WHAT THE TASK REQUIRES - Word for word, print each line of the listing below; pictures stay out.

━━━ MATERIAL SUPPLIED ━━━

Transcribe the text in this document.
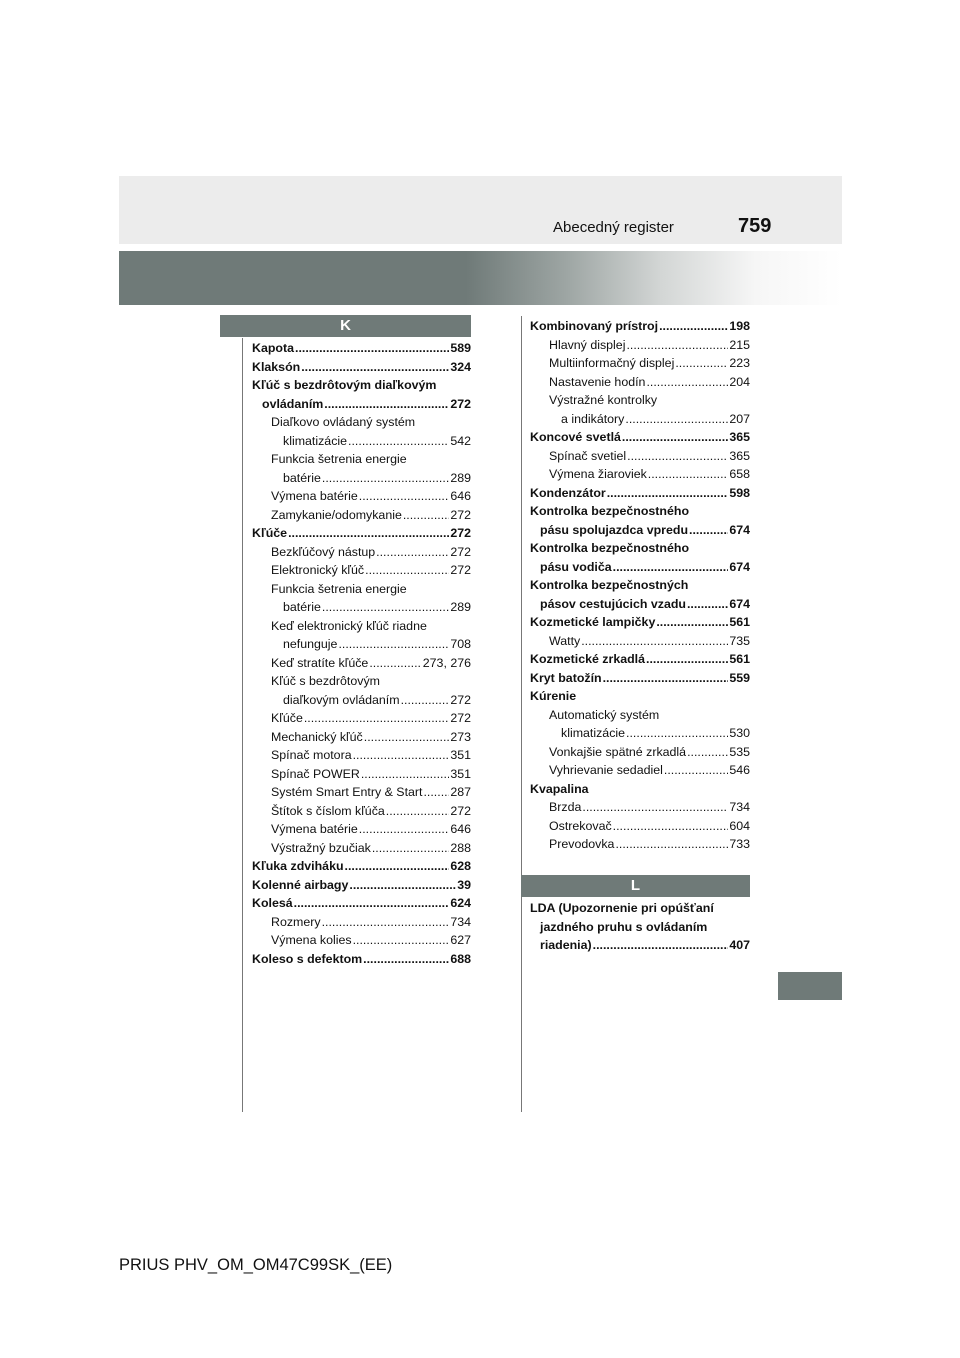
Abecedný register	759
K
Kapota .....	589
Klaksón .....	324
Kľúč s bezdrôtovým diaľkovým
ovládaním .....	272
Diaľkovo ovládaný systém
klimatizácie .....	542
Funkcia šetrenia energie
batérie .....	289
Výmena batérie .....	646
Zamykanie/odomykanie .....	272
Kľúče .....	272
Bezkľúčový nástup .....	272
Elektronický kľúč .....	272
Funkcia šetrenia energie
batérie .....	289
Keď elektronický kľúč riadne
nefunguje .....	708
Keď stratíte kľúče .....	273, 276
Kľúč s bezdrôtovým
diaľkovým ovládaním .....	272
Kľúče .....	272
Mechanický kľúč .....	273
Spínač motora .....	351
Spínač POWER .....	351
Systém Smart Entry & Start ..... 287
Štítok s číslom kľúča .....	272
Výmena batérie .....	646
Výstražný bzučiak .....	288
Kľuka zdviháku .....	628
Kolenné airbagy .....	39
Kolesá .....	624
Rozmery .....	734
Výmena kolies .....	627
Koleso s defektom .....	688
Kombinovaný prístroj .....	198
Hlavný displej .....	215
Multiinformačný displej .....	223
Nastavenie hodín .....	204
Výstražné kontrolky
a indikátory .....	207
Koncové svetlá .....	365
Spínač svetiel .....	365
Výmena žiaroviek .....	658
Kondenzátor .....	598
Kontrolka bezpečnostného
pásu spolujazdca vpredu .....	674
Kontrolka bezpečnostného
pásu vodiča .....	674
Kontrolka bezpečnostných
pásov cestujúcich vzadu .....	674
Kozmetické lampičky .....	561
Watty .....	735
Kozmetické zrkadlá .....	561
Kryt batožín .....	559
Kúrenie
Automatický systém
klimatizácie .....	530
Vonkajšie spätné zrkadlá .....	535
Vyhrievanie sedadiel .....	546
Kvapalina
Brzda .....	734
Ostrekovač .....	604
Prevodovka .....	733
L
LDA (Upozornenie pri opúšťaní
jazdného pruhu s ovládaním
riadenia) .....	407
PRIUS PHV_OM_OM47C99SK_(EE)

━━━

WRITTEN SOLUTION -
Transcribe the text in this document.
Abecedný register	759
K
Kapota .....	589
Klaksón .....	324
Kľúč s bezdrôtovým diaľkovým
ovládaním .....	272
Diaľkovo ovládaný systém
klimatizácie .....	542
Funkcia šetrenia energie
batérie .....	289
Výmena batérie .....	646
Zamykanie/odomykanie .....	272
Kľúče .....	272
Bezkľúčový nástup .....	272
Elektronický kľúč .....	272
Funkcia šetrenia energie
batérie .....	289
Keď elektronický kľúč riadne
nefunguje .....	708
Keď stratíte kľúče .....	273, 276
Kľúč s bezdrôtovým
diaľkovým ovládaním .....	272
Kľúče .....	272
Mechanický kľúč .....	273
Spínač motora .....	351
Spínač POWER .....	351
Systém Smart Entry & Start ..... 287
Štítok s číslom kľúča .....	272
Výmena batérie .....	646
Výstražný bzučiak .....	288
Kľuka zdviháku .....	628
Kolenné airbagy .....	39
Kolesá .....	624
Rozmery .....	734
Výmena kolies .....	627
Koleso s defektom .....	688
Kombinovaný prístroj .....	198
Hlavný displej .....	215
Multiinformačný displej .....	223
Nastavenie hodín .....	204
Výstražné kontrolky
a indikátory .....	207
Koncové svetlá .....	365
Spínač svetiel .....	365
Výmena žiaroviek .....	658
Kondenzátor .....	598
Kontrolka bezpečnostného
pásu spolujazdca vpredu .....	674
Kontrolka bezpečnostného
pásu vodiča .....	674
Kontrolka bezpečnostných
pásov cestujúcich vzadu .....	674
Kozmetické lampičky .....	561
Watty .....	735
Kozmetické zrkadlá .....	561
Kryt batožín .....	559
Kúrenie
Automatický systém
klimatizácie .....	530
Vonkajšie spätné zrkadlá .....	535
Vyhrievanie sedadiel .....	546
Kvapalina
Brzda .....	734
Ostrekovač .....	604
Prevodovka .....	733
L
LDA (Upozornenie pri opúšťaní
jazdného pruhu s ovládaním
riadenia) .....	407
PRIUS PHV_OM_OM47C99SK_(EE)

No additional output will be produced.